_GOAL OF THE EXERCISE_
Search the records for the string "Breast" and copy every line in which it appears.

Data entries for graphics:
>>>>>

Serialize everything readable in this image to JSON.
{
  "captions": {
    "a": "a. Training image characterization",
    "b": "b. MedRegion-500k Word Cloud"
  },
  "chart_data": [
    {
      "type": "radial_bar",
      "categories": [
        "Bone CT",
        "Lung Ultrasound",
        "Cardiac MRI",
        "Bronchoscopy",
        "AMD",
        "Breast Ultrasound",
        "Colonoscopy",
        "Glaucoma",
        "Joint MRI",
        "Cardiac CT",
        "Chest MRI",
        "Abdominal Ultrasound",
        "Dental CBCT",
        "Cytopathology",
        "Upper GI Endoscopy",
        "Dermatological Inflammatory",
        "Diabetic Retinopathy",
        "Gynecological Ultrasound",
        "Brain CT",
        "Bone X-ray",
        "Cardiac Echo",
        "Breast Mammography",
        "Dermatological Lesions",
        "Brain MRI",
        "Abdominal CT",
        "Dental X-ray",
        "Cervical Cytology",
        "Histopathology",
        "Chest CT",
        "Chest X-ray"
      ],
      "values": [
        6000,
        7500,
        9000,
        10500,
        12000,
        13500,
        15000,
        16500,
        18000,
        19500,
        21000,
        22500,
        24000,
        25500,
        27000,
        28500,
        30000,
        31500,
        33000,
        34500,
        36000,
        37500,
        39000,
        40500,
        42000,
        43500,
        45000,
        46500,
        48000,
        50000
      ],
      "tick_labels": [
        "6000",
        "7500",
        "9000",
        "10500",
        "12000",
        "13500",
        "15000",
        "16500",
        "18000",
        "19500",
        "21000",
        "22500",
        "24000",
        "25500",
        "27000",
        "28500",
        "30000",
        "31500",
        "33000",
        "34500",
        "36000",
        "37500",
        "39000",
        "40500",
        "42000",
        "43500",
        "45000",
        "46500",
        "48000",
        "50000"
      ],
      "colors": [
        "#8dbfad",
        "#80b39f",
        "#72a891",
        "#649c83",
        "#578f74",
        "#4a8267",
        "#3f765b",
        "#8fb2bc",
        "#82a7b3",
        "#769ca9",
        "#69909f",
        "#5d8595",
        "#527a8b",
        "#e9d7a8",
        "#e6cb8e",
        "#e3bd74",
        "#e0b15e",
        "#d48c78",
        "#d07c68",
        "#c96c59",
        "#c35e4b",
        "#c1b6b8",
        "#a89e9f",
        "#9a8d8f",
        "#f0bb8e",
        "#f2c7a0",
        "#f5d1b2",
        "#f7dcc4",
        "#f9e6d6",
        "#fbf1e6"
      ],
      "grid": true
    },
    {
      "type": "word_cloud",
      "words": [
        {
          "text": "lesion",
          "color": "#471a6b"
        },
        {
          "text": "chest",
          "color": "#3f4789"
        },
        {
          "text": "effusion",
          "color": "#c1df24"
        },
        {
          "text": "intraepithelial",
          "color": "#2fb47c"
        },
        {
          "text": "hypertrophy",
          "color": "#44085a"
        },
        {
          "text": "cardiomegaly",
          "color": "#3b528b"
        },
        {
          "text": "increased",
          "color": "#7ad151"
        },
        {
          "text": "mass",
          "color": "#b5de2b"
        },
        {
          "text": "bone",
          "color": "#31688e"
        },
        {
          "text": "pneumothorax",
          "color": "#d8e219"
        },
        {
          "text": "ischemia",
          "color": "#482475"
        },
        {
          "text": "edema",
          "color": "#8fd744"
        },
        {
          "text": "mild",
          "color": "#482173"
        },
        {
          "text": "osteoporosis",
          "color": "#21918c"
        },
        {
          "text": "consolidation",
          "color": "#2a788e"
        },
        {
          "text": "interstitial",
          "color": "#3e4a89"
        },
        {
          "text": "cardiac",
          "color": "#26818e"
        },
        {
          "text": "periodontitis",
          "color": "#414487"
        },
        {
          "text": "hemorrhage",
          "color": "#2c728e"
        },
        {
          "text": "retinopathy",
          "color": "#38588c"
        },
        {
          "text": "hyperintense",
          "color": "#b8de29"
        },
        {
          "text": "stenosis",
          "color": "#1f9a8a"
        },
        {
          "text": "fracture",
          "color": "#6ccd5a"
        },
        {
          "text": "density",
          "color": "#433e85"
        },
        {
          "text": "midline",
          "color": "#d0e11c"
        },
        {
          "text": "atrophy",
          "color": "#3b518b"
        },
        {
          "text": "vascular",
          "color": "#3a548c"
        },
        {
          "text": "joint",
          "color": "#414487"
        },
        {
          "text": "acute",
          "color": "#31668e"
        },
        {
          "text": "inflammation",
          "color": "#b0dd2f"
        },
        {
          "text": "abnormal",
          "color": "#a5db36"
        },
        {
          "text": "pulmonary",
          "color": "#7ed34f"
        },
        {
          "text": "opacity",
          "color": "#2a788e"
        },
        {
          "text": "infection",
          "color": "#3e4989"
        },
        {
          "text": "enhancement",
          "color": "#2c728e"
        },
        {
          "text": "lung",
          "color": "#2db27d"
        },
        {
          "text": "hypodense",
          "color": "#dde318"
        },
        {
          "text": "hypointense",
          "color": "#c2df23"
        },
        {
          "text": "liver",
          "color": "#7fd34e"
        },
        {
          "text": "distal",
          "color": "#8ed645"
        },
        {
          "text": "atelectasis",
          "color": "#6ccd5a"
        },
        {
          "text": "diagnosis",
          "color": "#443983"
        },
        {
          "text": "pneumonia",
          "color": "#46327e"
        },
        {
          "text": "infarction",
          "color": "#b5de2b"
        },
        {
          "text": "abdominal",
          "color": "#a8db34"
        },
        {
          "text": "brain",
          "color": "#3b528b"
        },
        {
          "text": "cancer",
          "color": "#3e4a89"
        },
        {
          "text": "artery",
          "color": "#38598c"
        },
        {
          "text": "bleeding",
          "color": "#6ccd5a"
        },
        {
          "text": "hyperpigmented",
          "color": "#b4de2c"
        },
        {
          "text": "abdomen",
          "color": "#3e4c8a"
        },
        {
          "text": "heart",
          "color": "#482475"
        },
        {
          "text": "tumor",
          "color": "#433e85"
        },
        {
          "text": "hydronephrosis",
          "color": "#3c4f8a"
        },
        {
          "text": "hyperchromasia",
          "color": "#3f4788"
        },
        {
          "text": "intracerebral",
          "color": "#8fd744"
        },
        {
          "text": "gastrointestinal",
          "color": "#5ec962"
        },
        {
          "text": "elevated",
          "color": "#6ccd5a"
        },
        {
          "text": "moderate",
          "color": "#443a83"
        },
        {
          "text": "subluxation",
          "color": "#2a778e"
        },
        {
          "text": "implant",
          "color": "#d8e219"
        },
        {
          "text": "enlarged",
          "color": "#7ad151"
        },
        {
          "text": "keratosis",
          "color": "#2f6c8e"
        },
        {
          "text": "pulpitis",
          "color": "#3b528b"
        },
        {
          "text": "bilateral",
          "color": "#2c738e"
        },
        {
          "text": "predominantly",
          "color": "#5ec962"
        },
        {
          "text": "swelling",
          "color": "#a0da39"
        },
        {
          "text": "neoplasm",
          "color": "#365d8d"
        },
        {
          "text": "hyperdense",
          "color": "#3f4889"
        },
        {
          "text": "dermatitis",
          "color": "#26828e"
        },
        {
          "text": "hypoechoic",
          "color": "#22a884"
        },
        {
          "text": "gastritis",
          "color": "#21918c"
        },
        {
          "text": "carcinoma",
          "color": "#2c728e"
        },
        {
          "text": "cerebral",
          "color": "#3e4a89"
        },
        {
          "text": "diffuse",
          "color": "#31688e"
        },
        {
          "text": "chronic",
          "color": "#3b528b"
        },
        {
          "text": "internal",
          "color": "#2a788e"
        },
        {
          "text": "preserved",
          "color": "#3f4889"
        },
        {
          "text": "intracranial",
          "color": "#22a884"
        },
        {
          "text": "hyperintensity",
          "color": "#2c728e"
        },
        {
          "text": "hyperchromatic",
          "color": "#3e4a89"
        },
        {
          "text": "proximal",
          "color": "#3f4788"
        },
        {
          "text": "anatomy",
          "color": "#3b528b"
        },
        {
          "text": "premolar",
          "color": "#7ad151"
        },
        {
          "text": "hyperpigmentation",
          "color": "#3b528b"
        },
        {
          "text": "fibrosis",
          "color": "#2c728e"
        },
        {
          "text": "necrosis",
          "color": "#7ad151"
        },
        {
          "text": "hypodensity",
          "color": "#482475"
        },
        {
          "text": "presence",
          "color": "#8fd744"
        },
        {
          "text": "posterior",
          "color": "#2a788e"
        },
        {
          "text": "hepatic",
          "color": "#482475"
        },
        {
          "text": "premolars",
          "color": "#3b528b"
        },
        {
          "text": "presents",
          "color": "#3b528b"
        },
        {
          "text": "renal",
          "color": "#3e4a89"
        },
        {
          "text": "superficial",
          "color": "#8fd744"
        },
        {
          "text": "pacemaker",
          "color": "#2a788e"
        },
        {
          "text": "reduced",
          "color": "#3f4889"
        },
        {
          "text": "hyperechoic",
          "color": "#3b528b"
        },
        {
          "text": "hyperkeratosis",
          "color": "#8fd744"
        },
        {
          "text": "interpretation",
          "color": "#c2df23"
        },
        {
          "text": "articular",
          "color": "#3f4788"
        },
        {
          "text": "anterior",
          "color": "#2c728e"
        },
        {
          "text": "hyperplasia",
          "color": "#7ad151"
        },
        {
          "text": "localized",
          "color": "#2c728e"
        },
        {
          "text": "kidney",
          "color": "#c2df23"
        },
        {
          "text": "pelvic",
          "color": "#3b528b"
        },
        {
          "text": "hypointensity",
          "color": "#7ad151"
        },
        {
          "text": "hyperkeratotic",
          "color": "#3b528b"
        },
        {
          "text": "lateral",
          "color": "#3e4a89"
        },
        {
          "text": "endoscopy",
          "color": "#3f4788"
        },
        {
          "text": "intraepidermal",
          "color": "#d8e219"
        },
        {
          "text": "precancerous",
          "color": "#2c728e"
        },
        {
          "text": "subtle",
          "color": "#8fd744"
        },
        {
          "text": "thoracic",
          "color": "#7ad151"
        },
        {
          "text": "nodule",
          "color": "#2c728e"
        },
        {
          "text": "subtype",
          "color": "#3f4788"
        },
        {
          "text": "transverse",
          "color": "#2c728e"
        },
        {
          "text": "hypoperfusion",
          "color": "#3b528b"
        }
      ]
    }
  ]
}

<<<<<

_SOLUTION BELOW_
        "Breast Ultrasound",
        "Breast Mammography",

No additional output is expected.